• Übungsaufgabe
Kopiere die Zeilen unverändert, beginnend am Anfang des Materials und endend mit der Zeile, die „- close-window-button[interactable]: [22, 109, 42, 129]“ enthält, einschließlich dieser Zeile.

• Extrahierte Einträge
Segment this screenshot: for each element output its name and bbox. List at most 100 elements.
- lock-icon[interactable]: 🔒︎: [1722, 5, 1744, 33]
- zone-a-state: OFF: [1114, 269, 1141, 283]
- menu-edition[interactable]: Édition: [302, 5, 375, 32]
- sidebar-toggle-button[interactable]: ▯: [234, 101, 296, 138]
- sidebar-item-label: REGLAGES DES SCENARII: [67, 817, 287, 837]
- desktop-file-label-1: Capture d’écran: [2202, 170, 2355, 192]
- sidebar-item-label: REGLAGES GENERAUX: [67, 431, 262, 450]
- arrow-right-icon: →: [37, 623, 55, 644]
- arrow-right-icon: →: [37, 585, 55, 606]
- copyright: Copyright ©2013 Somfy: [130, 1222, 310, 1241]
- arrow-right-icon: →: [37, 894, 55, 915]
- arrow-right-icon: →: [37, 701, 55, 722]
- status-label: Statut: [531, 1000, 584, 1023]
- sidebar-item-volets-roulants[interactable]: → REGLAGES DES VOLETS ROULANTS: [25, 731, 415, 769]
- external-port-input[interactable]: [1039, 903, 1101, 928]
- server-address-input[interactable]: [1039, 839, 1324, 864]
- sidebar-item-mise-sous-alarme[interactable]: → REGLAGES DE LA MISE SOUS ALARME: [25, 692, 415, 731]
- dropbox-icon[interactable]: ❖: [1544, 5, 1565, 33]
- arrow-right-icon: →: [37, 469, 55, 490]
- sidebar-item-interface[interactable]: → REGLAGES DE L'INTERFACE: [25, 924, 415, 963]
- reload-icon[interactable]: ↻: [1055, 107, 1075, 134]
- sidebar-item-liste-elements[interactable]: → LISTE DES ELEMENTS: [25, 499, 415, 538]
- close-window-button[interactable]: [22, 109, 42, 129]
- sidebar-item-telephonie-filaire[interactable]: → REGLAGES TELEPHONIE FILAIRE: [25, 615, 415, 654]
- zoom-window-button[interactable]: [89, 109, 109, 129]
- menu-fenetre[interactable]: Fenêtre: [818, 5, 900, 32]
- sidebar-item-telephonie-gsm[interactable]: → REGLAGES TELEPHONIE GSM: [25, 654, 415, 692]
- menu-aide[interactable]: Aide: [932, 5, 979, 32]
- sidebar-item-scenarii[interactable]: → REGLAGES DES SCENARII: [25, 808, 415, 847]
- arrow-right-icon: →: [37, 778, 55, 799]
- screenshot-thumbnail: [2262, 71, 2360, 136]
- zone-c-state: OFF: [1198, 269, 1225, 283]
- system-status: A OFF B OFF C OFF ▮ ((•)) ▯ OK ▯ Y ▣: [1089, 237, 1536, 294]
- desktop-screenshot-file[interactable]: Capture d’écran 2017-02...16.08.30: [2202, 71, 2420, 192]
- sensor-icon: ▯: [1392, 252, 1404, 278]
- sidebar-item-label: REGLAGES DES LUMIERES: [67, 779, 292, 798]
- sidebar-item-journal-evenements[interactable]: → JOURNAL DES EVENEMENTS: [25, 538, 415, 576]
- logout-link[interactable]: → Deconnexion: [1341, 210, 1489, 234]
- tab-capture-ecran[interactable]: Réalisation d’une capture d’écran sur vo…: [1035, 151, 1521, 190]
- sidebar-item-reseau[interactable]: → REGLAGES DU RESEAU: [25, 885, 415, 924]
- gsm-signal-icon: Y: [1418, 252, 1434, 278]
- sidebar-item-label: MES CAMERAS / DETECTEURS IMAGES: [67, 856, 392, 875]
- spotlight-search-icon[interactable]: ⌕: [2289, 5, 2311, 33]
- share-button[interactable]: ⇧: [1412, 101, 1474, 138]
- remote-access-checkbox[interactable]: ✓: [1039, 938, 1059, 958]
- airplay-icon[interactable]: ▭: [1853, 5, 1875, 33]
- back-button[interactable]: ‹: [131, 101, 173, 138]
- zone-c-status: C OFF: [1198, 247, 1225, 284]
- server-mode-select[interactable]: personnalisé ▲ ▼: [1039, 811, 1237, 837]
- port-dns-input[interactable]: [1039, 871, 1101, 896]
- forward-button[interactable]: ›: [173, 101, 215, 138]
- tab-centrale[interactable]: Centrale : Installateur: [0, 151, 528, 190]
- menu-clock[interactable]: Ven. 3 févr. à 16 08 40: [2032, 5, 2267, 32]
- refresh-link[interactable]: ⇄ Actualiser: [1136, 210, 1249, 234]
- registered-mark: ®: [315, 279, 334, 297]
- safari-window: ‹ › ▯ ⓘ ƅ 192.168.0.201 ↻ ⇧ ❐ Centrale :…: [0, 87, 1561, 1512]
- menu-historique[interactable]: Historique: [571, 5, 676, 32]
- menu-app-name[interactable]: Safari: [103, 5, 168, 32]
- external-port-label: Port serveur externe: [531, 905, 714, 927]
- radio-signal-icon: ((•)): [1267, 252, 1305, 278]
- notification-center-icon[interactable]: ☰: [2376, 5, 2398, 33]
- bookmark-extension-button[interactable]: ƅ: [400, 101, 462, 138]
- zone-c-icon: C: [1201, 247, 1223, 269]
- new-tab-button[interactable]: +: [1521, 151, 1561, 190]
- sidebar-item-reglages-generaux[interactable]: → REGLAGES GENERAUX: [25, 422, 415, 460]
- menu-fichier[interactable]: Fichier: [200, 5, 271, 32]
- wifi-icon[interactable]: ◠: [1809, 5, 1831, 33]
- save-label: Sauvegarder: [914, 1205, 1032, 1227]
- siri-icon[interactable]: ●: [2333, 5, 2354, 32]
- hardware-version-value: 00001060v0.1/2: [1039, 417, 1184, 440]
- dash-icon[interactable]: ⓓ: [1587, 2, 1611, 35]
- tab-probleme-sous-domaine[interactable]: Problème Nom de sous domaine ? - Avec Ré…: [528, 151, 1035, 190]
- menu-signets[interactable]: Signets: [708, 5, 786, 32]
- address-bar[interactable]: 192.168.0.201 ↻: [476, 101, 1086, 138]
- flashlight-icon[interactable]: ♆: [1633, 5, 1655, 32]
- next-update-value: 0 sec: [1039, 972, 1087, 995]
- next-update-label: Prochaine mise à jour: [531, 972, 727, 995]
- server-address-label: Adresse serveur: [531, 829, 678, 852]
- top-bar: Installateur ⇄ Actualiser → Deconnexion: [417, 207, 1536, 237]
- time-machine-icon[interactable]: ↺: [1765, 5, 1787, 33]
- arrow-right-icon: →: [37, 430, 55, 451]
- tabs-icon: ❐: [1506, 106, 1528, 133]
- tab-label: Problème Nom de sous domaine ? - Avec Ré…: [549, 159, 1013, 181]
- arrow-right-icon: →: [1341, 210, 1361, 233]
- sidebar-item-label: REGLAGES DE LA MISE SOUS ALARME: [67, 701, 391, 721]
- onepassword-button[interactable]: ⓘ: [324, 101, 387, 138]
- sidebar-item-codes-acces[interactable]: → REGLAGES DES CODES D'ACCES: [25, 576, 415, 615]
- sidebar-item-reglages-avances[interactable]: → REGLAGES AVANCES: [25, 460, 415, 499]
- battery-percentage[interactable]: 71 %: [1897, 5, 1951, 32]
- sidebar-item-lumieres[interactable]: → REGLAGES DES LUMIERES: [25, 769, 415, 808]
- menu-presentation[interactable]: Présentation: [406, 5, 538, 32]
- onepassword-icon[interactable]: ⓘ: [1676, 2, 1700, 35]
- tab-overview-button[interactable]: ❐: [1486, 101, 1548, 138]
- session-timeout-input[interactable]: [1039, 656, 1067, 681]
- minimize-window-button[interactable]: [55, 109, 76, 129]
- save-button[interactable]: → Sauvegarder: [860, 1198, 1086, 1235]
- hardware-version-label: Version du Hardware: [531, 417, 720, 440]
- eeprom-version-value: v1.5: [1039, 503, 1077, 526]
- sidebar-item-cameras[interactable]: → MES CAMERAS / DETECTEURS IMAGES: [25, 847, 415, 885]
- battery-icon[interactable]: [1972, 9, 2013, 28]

• Lösung
Segment this screenshot: for each element output its name and bbox. List at most 100 elements.
- lock-icon[interactable]: 🔒︎: [1722, 5, 1744, 33]
- zone-a-state: OFF: [1114, 269, 1141, 283]
- menu-edition[interactable]: Édition: [302, 5, 375, 32]
- sidebar-toggle-button[interactable]: ▯: [234, 101, 296, 138]
- sidebar-item-label: REGLAGES DES SCENARII: [67, 817, 287, 837]
- desktop-file-label-1: Capture d’écran: [2202, 170, 2355, 192]
- sidebar-item-label: REGLAGES GENERAUX: [67, 431, 262, 450]
- arrow-right-icon: →: [37, 623, 55, 644]
- arrow-right-icon: →: [37, 585, 55, 606]
- copyright: Copyright ©2013 Somfy: [130, 1222, 310, 1241]
- arrow-right-icon: →: [37, 894, 55, 915]
- arrow-right-icon: →: [37, 701, 55, 722]
- status-label: Statut: [531, 1000, 584, 1023]
- sidebar-item-volets-roulants[interactable]: → REGLAGES DES VOLETS ROULANTS: [25, 731, 415, 769]
- external-port-input[interactable]: [1039, 903, 1101, 928]
- server-address-input[interactable]: [1039, 839, 1324, 864]
- sidebar-item-mise-sous-alarme[interactable]: → REGLAGES DE LA MISE SOUS ALARME: [25, 692, 415, 731]
- dropbox-icon[interactable]: ❖: [1544, 5, 1565, 33]
- arrow-right-icon: →: [37, 469, 55, 490]
- sidebar-item-interface[interactable]: → REGLAGES DE L'INTERFACE: [25, 924, 415, 963]
- reload-icon[interactable]: ↻: [1055, 107, 1075, 134]
- sidebar-item-liste-elements[interactable]: → LISTE DES ELEMENTS: [25, 499, 415, 538]
- close-window-button[interactable]: [22, 109, 42, 129]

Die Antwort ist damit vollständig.